══ Given records ══
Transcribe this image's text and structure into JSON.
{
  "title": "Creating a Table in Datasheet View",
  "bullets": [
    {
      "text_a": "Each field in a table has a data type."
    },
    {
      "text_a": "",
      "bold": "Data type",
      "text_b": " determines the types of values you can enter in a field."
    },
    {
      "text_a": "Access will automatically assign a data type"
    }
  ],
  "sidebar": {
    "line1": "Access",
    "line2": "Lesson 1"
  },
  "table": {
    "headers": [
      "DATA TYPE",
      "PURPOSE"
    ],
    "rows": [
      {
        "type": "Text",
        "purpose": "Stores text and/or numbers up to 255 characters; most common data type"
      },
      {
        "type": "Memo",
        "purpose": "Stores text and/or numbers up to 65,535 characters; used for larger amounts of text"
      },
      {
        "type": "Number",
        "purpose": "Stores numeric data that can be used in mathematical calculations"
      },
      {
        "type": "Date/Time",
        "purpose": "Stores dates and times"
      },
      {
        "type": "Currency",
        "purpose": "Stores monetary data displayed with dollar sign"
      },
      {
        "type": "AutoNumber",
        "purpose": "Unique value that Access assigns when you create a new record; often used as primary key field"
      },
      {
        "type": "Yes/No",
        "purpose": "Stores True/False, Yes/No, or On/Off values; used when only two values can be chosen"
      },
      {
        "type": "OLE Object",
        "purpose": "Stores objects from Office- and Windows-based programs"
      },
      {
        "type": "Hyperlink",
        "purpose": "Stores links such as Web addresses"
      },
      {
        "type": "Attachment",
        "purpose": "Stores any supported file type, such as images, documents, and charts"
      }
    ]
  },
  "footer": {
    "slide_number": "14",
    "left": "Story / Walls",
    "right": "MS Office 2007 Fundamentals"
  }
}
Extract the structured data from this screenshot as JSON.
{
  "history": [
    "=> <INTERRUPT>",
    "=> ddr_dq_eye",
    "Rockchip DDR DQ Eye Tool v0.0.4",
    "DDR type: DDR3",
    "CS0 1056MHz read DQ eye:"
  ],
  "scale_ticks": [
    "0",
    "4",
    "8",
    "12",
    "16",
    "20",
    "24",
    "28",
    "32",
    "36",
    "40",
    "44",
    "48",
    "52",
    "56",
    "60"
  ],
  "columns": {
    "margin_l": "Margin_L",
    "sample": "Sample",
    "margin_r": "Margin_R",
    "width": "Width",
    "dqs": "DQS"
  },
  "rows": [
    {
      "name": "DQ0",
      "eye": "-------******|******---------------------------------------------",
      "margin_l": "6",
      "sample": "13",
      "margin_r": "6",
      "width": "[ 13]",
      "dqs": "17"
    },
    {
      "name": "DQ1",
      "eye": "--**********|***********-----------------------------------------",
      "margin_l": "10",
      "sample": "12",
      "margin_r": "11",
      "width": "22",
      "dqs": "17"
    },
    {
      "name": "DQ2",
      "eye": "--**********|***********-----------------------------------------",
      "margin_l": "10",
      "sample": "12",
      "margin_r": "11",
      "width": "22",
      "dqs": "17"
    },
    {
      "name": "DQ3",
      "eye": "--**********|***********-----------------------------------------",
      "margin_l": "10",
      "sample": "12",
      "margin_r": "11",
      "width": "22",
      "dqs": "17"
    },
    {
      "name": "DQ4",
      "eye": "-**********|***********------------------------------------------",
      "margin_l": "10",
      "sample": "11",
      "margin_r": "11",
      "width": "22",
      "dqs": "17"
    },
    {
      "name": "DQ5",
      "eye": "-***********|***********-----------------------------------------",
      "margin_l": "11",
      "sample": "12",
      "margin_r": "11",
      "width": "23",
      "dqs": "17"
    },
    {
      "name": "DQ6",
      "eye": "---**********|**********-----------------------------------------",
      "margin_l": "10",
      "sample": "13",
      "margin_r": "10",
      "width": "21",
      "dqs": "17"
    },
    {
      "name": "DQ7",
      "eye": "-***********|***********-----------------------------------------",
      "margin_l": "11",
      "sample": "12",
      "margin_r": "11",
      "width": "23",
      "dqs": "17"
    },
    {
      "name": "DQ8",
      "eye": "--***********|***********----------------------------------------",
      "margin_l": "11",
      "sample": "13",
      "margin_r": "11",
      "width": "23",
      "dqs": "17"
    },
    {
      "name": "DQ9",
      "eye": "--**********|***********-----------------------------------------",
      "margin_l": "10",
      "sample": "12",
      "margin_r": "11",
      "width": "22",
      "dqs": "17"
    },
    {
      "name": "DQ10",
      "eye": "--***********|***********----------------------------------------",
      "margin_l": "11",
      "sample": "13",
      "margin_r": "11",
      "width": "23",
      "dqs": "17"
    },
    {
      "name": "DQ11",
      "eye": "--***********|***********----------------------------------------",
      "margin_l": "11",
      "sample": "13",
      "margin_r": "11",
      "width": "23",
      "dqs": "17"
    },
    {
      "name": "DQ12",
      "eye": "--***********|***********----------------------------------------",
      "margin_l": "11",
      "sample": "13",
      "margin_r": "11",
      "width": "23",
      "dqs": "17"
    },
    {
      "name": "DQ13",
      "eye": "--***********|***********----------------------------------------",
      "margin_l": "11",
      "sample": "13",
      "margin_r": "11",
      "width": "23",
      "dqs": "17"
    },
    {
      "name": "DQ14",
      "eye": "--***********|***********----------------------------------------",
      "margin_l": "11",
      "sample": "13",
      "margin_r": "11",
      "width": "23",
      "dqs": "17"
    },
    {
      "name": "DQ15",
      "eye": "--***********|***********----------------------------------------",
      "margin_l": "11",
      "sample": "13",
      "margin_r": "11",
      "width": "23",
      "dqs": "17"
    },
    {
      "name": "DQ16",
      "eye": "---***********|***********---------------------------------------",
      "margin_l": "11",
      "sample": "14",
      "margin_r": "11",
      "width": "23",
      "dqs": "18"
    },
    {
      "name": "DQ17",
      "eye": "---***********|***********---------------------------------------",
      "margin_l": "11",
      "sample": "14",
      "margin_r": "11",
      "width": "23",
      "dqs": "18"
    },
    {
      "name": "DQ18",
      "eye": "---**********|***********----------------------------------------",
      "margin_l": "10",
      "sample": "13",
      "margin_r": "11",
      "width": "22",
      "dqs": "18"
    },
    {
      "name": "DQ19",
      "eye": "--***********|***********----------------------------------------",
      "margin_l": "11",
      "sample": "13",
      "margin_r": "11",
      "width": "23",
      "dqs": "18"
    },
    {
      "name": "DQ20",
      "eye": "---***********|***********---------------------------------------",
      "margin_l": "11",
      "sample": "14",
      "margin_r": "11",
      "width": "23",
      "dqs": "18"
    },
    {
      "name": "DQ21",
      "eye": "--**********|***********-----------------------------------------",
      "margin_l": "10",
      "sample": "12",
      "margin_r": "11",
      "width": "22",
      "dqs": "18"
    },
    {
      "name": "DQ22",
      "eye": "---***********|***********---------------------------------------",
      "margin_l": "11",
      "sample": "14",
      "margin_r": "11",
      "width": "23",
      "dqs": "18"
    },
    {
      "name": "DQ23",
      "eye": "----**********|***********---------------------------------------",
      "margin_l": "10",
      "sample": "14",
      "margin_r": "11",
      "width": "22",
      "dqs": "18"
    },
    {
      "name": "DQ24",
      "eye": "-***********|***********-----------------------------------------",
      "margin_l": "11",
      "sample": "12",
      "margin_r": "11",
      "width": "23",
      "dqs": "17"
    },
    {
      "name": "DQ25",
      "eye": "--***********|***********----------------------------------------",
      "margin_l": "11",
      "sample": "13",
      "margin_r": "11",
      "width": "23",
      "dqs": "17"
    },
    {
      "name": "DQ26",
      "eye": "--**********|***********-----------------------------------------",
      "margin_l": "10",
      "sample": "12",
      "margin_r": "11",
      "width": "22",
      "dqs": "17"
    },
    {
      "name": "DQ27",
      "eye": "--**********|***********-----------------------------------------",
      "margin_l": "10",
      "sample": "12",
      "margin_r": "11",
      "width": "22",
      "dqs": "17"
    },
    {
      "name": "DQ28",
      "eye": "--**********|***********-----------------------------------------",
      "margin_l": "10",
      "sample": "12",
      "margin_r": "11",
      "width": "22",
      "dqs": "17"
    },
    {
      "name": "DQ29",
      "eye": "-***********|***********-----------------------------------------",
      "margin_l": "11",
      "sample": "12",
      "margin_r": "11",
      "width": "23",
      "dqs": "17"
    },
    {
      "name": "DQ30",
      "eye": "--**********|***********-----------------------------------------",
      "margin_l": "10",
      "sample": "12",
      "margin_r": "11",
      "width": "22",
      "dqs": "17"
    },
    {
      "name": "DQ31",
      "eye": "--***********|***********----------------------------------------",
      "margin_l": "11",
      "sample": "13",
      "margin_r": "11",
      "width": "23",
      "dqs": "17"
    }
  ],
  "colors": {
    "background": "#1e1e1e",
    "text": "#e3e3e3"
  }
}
═══
* Aim *
Gather all lines from the listing above in which "that" occurs.

* Response to this task *
        "purpose": "Stores numeric data that can be used in mathematical calculations"
        "purpose": "Unique value that Access assigns when you create a new record; often used as primary key field"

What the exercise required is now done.